/---

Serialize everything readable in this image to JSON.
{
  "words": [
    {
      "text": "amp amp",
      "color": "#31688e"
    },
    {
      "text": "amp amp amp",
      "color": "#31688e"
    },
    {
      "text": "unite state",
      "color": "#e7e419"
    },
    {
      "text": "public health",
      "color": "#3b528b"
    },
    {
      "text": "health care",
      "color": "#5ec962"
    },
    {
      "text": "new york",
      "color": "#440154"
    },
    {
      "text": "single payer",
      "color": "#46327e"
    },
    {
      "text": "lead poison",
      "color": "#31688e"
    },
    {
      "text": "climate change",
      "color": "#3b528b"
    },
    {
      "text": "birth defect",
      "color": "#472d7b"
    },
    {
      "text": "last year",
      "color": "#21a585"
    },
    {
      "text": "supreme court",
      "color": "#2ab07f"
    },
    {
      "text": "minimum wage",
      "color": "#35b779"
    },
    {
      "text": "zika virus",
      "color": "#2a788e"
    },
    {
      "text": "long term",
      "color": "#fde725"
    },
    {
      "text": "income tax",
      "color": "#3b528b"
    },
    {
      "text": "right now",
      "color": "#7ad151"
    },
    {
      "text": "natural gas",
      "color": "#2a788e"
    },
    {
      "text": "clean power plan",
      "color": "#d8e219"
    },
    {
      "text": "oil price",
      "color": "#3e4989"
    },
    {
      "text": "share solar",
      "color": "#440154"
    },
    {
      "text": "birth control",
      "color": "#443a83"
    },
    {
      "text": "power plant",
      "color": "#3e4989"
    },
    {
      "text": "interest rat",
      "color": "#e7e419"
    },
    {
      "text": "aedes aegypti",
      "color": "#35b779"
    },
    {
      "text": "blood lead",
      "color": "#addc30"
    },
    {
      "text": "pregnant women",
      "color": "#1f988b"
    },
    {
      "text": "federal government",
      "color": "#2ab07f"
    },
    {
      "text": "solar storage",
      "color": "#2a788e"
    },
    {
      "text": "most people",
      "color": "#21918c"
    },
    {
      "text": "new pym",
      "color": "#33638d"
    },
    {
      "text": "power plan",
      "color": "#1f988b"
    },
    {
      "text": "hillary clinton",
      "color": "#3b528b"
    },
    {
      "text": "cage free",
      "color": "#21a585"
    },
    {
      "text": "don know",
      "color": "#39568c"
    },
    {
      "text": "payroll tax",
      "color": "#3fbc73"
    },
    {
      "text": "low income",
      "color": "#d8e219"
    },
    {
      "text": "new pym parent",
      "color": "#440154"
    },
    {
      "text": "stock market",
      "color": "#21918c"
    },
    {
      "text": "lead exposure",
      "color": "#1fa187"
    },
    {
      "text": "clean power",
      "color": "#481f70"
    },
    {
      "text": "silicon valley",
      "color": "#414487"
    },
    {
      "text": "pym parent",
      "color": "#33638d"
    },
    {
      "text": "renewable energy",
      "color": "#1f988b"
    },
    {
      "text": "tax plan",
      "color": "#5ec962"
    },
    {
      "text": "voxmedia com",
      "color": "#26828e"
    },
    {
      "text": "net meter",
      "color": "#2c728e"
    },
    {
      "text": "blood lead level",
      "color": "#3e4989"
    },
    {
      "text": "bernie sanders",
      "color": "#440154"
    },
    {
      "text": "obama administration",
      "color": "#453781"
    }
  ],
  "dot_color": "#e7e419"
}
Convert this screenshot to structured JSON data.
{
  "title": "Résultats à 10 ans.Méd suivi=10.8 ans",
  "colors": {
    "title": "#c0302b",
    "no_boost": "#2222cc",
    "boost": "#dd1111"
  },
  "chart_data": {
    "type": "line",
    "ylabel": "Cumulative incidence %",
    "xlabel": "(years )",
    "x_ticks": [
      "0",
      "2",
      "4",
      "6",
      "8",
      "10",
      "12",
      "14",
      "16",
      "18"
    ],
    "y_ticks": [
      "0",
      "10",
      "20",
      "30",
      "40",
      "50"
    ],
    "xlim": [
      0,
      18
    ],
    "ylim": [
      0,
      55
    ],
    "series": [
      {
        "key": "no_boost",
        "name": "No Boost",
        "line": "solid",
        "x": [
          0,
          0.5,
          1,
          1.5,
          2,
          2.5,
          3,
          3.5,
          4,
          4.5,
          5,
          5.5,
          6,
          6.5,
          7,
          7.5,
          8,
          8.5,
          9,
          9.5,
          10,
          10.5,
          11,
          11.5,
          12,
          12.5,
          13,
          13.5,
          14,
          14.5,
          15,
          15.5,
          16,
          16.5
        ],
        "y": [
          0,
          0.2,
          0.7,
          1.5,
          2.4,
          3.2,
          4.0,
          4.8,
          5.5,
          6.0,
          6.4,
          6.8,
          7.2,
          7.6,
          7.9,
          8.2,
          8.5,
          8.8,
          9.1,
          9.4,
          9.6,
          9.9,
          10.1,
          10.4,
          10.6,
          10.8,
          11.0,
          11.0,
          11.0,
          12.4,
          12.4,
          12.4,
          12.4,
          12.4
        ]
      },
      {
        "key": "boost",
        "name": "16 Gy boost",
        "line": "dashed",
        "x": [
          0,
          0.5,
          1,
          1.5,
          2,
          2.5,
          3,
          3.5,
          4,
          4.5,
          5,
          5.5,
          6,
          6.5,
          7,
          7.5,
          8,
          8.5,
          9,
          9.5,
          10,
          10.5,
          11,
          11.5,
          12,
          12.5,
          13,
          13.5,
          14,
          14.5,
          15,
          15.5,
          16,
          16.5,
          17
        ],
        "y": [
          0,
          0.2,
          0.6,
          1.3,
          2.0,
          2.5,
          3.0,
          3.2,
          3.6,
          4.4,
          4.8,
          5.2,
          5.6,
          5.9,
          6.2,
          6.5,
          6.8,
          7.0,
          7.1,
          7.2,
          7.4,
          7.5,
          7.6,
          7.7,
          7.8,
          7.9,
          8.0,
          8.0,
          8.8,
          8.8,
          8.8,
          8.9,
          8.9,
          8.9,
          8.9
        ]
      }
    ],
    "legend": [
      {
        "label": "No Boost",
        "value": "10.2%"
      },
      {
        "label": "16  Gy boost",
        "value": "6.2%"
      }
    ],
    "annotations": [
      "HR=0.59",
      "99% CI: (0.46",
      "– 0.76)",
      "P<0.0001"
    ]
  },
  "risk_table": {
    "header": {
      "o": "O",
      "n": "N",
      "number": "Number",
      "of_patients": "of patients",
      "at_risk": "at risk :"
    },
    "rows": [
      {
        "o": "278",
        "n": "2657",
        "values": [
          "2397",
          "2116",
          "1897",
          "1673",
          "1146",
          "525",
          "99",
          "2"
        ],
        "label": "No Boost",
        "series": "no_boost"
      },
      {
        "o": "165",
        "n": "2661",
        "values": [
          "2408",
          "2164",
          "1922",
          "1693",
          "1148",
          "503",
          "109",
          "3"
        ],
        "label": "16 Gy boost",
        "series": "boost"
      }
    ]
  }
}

\---

Work item ▸
Word for word, transcribe each of the entries above.

Answer to this problem ▸
Serialize everything readable in this image to JSON.
{
  "words": [
    {
      "text": "amp amp",
      "color": "#31688e"
    },
    {
      "text": "amp amp amp",
      "color": "#31688e"
    },
    {
      "text": "unite state",
      "color": "#e7e419"
    },
    {
      "text": "public health",
      "color": "#3b528b"
    },
    {
      "text": "health care",
      "color": "#5ec962"
    },
    {
      "text": "new york",
      "color": "#440154"
    },
    {
      "text": "single payer",
      "color": "#46327e"
    },
    {
      "text": "lead poison",
      "color": "#31688e"
    },
    {
      "text": "climate change",
      "color": "#3b528b"
    },
    {
      "text": "birth defect",
      "color": "#472d7b"
    },
    {
      "text": "last year",
      "color": "#21a585"
    },
    {
      "text": "supreme court",
      "color": "#2ab07f"
    },
    {
      "text": "minimum wage",
      "color": "#35b779"
    },
    {
      "text": "zika virus",
      "color": "#2a788e"
    },
    {
      "text": "long term",
      "color": "#fde725"
    },
    {
      "text": "income tax",
      "color": "#3b528b"
    },
    {
      "text": "right now",
      "color": "#7ad151"
    },
    {
      "text": "natural gas",
      "color": "#2a788e"
    },
    {
      "text": "clean power plan",
      "color": "#d8e219"
    },
    {
      "text": "oil price",
      "color": "#3e4989"
    },
    {
      "text": "share solar",
      "color": "#440154"
    },
    {
      "text": "birth control",
      "color": "#443a83"
    },
    {
      "text": "power plant",
      "color": "#3e4989"
    },
    {
      "text": "interest rat",
      "color": "#e7e419"
    },
    {
      "text": "aedes aegypti",
      "color": "#35b779"
    },
    {
      "text": "blood lead",
      "color": "#addc30"
    },
    {
      "text": "pregnant women",
      "color": "#1f988b"
    },
    {
      "text": "federal government",
      "color": "#2ab07f"
    },
    {
      "text": "solar storage",
      "color": "#2a788e"
    },
    {
      "text": "most people",
      "color": "#21918c"
    },
    {
      "text": "new pym",
      "color": "#33638d"
    },
    {
      "text": "power plan",
      "color": "#1f988b"
    },
    {
      "text": "hillary clinton",
      "color": "#3b528b"
    },
    {
      "text": "cage free",
      "color": "#21a585"
    },
    {
      "text": "don know",
      "color": "#39568c"
    },
    {
      "text": "payroll tax",
      "color": "#3fbc73"
    },
    {
      "text": "low income",
      "color": "#d8e219"
    },
    {
      "text": "new pym parent",
      "color": "#440154"
    },
    {
      "text": "stock market",
      "color": "#21918c"
    },
    {
      "text": "lead exposure",
      "color": "#1fa187"
    },
    {
      "text": "clean power",
      "color": "#481f70"
    },
    {
      "text": "silicon valley",
      "color": "#414487"
    },
    {
      "text": "pym parent",
      "color": "#33638d"
    },
    {
      "text": "renewable energy",
      "color": "#1f988b"
    },
    {
      "text": "tax plan",
      "color": "#5ec962"
    },
    {
      "text": "voxmedia com",
      "color": "#26828e"
    },
    {
      "text": "net meter",
      "color": "#2c728e"
    },
    {
      "text": "blood lead level",
      "color": "#3e4989"
    },
    {
      "text": "bernie sanders",
      "color": "#440154"
    },
    {
      "text": "obama administration",
      "color": "#453781"
    }
  ],
  "dot_color": "#e7e419"
}
Convert this screenshot to structured JSON data.
{
  "title": "Résultats à 10 ans.Méd suivi=10.8 ans",
  "colors": {
    "title": "#c0302b",
    "no_boost": "#2222cc",
    "boost": "#dd1111"
  },
  "chart_data": {
    "type": "line",
    "ylabel": "Cumulative incidence %",
    "xlabel": "(years )",
    "x_ticks": [
      "0",
      "2",
      "4",
      "6",
      "8",
      "10",
      "12",
      "14",
      "16",
      "18"
    ],
    "y_ticks": [
      "0",
      "10",
      "20",
      "30",
      "40",
      "50"
    ],
    "xlim": [
      0,
      18
    ],
    "ylim": [
      0,
      55
    ],
    "series": [
      {
        "key": "no_boost",
        "name": "No Boost",
        "line": "solid",
        "x": [
          0,
          0.5,
          1,
          1.5,
          2,
          2.5,
          3,
          3.5,
          4,
          4.5,
          5,
          5.5,
          6,
          6.5,
          7,
          7.5,
          8,
          8.5,
          9,
          9.5,
          10,
          10.5,
          11,
          11.5,
          12,
          12.5,
          13,
          13.5,
          14,
          14.5,
          15,
          15.5,
          16,
          16.5
        ],
        "y": [
          0,
          0.2,
          0.7,
          1.5,
          2.4,
          3.2,
          4.0,
          4.8,
          5.5,
          6.0,
          6.4,
          6.8,
          7.2,
          7.6,
          7.9,
          8.2,
          8.5,
          8.8,
          9.1,
          9.4,
          9.6,
          9.9,
          10.1,
          10.4,
          10.6,
          10.8,
          11.0,
          11.0,
          11.0,
          12.4,
          12.4,
          12.4,
          12.4,
          12.4
        ]
      },
      {
        "key": "boost",
        "name": "16 Gy boost",
        "line": "dashed",
        "x": [
          0,
          0.5,
          1,
          1.5,
          2,
          2.5,
          3,
          3.5,
          4,
          4.5,
          5,
          5.5,
          6,
          6.5,
          7,
          7.5,
          8,
          8.5,
          9,
          9.5,
          10,
          10.5,
          11,
          11.5,
          12,
          12.5,
          13,
          13.5,
          14,
          14.5,
          15,
          15.5,
          16,
          16.5,
          17
        ],
        "y": [
          0,
          0.2,
          0.6,
          1.3,
          2.0,
          2.5,
          3.0,
          3.2,
          3.6,
          4.4,
          4.8,
          5.2,
          5.6,
          5.9,
          6.2,
          6.5,
          6.8,
          7.0,
          7.1,
          7.2,
          7.4,
          7.5,
          7.6,
          7.7,
          7.8,
          7.9,
          8.0,
          8.0,
          8.8,
          8.8,
          8.8,
          8.9,
          8.9,
          8.9,
          8.9
        ]
      }
    ],
    "legend": [
      {
        "label": "No Boost",
        "value": "10.2%"
      },
      {
        "label": "16  Gy boost",
        "value": "6.2%"
      }
    ],
    "annotations": [
      "HR=0.59",
      "99% CI: (0.46",
      "– 0.76)",
      "P<0.0001"
    ]
  },
  "risk_table": {
    "header": {
      "o": "O",
      "n": "N",
      "number": "Number",
      "of_patients": "of patients",
      "at_risk": "at risk :"
    },
    "rows": [
      {
        "o": "278",
        "n": "2657",
        "values": [
          "2397",
          "2116",
          "1897",
          "1673",
          "1146",
          "525",
          "99",
          "2"
        ],
        "label": "No Boost",
        "series": "no_boost"
      },
      {
        "o": "165",
        "n": "2661",
        "values": [
          "2408",
          "2164",
          "1922",
          "1693",
          "1148",
          "503",
          "109",
          "3"
        ],
        "label": "16 Gy boost",
        "series": "boost"
      }
    ]
  }
}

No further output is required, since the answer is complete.